Entries provided —
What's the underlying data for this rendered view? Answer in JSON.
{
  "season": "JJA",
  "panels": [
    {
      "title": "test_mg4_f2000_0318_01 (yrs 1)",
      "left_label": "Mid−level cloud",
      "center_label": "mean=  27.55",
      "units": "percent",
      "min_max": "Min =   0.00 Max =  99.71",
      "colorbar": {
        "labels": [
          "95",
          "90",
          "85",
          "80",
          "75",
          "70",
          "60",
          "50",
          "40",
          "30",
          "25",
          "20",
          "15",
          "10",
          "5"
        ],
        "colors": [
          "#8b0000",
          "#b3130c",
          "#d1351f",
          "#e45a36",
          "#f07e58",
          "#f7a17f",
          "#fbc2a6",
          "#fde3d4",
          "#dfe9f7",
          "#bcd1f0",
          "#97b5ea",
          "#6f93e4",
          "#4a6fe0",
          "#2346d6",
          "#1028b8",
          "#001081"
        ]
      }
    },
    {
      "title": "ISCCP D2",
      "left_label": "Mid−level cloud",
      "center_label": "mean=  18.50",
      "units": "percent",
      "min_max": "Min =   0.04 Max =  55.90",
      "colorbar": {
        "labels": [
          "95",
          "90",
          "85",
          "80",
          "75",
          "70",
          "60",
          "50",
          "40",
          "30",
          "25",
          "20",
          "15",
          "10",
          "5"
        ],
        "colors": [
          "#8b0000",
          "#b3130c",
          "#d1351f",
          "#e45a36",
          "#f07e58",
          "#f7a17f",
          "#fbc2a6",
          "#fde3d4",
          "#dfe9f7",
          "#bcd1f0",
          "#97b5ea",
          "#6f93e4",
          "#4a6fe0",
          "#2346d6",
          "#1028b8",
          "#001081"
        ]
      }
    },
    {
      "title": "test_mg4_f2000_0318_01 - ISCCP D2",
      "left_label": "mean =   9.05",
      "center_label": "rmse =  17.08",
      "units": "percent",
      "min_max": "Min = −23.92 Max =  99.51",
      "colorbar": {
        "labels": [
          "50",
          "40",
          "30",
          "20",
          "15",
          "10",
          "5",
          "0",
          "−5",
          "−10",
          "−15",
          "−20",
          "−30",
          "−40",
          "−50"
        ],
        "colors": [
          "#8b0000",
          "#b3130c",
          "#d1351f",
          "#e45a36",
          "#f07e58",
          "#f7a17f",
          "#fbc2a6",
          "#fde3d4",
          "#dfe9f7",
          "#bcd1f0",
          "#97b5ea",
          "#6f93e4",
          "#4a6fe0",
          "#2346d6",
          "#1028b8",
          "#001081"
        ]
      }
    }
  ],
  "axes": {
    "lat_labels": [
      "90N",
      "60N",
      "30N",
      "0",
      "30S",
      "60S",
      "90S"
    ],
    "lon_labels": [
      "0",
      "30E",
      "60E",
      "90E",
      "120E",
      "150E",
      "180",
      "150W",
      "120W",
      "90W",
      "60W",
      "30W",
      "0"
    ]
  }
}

Problem statement — Copy out all lines from the material above that contain the string "mean".

Written answer —
      "center_label": "mean=  27.55",
      "center_label": "mean=  18.50",
      "left_label": "mean =   9.05",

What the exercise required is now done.